======== Provided data ========

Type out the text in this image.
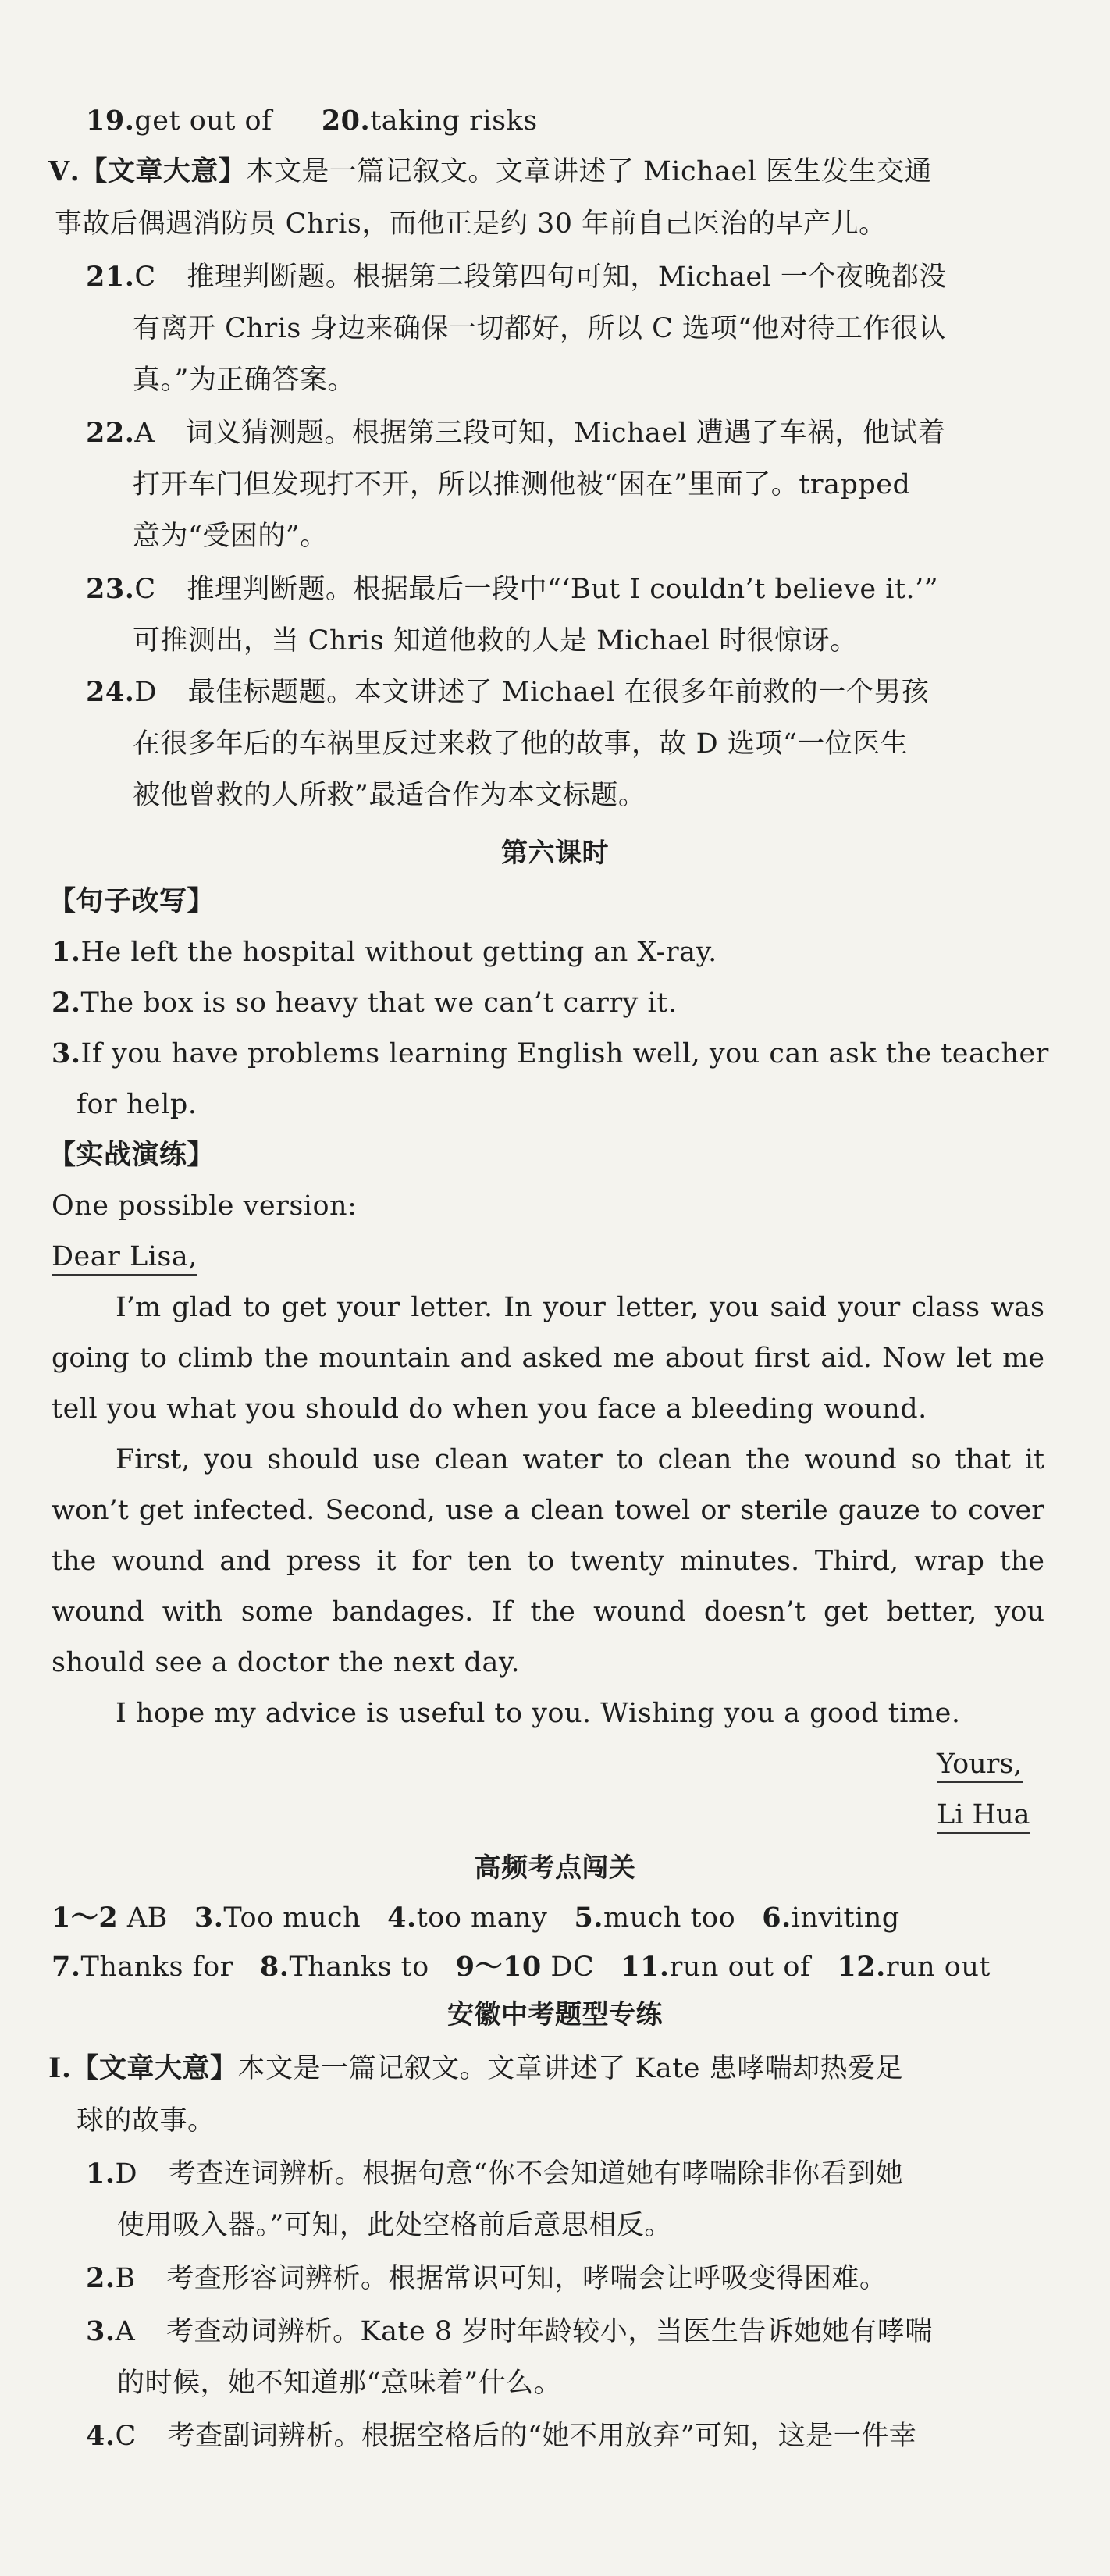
19.get out of 20.taking risks
Ⅴ.【文章大意】本文是一篇记叙文。文章讲述了 Michael 医生发生交通
事故后偶遇消防员 Chris，而他正是约 30 年前自己医治的早产儿。
21.C 推理判断题。根据第二段第四句可知，Michael 一个夜晚都没
有离开 Chris 身边来确保一切都好，所以 C 选项“他对待工作很认
真。”为正确答案。
22.A 词义猜测题。根据第三段可知，Michael 遭遇了车祸，他试着
打开车门但发现打不开，所以推测他被“困在”里面了。trapped
意为“受困的”。
23.C 推理判断题。根据最后一段中“‘But I couldn’t believe it.’”
可推测出，当 Chris 知道他救的人是 Michael 时很惊讶。
24.D 最佳标题题。本文讲述了 Michael 在很多年前救的一个男孩
在很多年后的车祸里反过来救了他的故事，故 D 选项“一位医生
被他曾救的人所救”最适合作为本文标题。
第六课时
【句子改写】
1.He left the hospital without getting an X-ray.
2.The box is so heavy that we can’t carry it.
3.If you have problems learning English well, you can ask the teacher
for help.
【实战演练】
One possible version:
Dear Lisa,
I’m glad to get your letter. In your letter, you said your class was
going to climb the mountain and asked me about first aid. Now let me
tell you what you should do when you face a bleeding wound.
First, you should use clean water to clean the wound so that it
won’t get infected. Second, use a clean towel or sterile gauze to cover
the wound and press it for ten to twenty minutes. Third, wrap the
wound with some bandages. If the wound doesn’t get better, you
should see a doctor the next day.
I hope my advice is useful to you. Wishing you a good time.
Yours,
Li Hua
高频考点闯关
1～2 AB 3.Too much 4.too many 5.much too 6.inviting
7.Thanks for 8.Thanks to 9～10 DC 11.run out of 12.run out
安徽中考题型专练
Ⅰ.【文章大意】本文是一篇记叙文。文章讲述了 Kate 患哮喘却热爱足
球的故事。
1.D 考查连词辨析。根据句意“你不会知道她有哮喘除非你看到她
使用吸入器。”可知，此处空格前后意思相反。
2.B 考查形容词辨析。根据常识可知，哮喘会让呼吸变得困难。
3.A 考查动词辨析。Kate 8 岁时年龄较小，当医生告诉她她有哮喘
的时候，她不知道那“意味着”什么。
4.C 考查副词辨析。根据空格后的“她不用放弃”可知，这是一件幸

========

What is expected = Quote everything in the listing above exactly; pictures are the only thing to omit.

Response for this exercise =
Type out the text in this image.
19.get out of 20.taking risks
Ⅴ.【文章大意】本文是一篇记叙文。文章讲述了 Michael 医生发生交通
事故后偶遇消防员 Chris，而他正是约 30 年前自己医治的早产儿。
21.C 推理判断题。根据第二段第四句可知，Michael 一个夜晚都没
有离开 Chris 身边来确保一切都好，所以 C 选项“他对待工作很认
真。”为正确答案。
22.A 词义猜测题。根据第三段可知，Michael 遭遇了车祸，他试着
打开车门但发现打不开，所以推测他被“困在”里面了。trapped
意为“受困的”。
23.C 推理判断题。根据最后一段中“‘But I couldn’t believe it.’”
可推测出，当 Chris 知道他救的人是 Michael 时很惊讶。
24.D 最佳标题题。本文讲述了 Michael 在很多年前救的一个男孩
在很多年后的车祸里反过来救了他的故事，故 D 选项“一位医生
被他曾救的人所救”最适合作为本文标题。
第六课时
【句子改写】
1.He left the hospital without getting an X-ray.
2.The box is so heavy that we can’t carry it.
3.If you have problems learning English well, you can ask the teacher
for help.
【实战演练】
One possible version:
Dear Lisa,
I’m glad to get your letter. In your letter, you said your class was
going to climb the mountain and asked me about first aid. Now let me
tell you what you should do when you face a bleeding wound.
First, you should use clean water to clean the wound so that it
won’t get infected. Second, use a clean towel or sterile gauze to cover
the wound and press it for ten to twenty minutes. Third, wrap the
wound with some bandages. If the wound doesn’t get better, you
should see a doctor the next day.
I hope my advice is useful to you. Wishing you a good time.
Yours,
Li Hua
高频考点闯关
1～2 AB 3.Too much 4.too many 5.much too 6.inviting
7.Thanks for 8.Thanks to 9～10 DC 11.run out of 12.run out
安徽中考题型专练
Ⅰ.【文章大意】本文是一篇记叙文。文章讲述了 Kate 患哮喘却热爱足
球的故事。
1.D 考查连词辨析。根据句意“你不会知道她有哮喘除非你看到她
使用吸入器。”可知，此处空格前后意思相反。
2.B 考查形容词辨析。根据常识可知，哮喘会让呼吸变得困难。
3.A 考查动词辨析。Kate 8 岁时年龄较小，当医生告诉她她有哮喘
的时候，她不知道那“意味着”什么。
4.C 考查副词辨析。根据空格后的“她不用放弃”可知，这是一件幸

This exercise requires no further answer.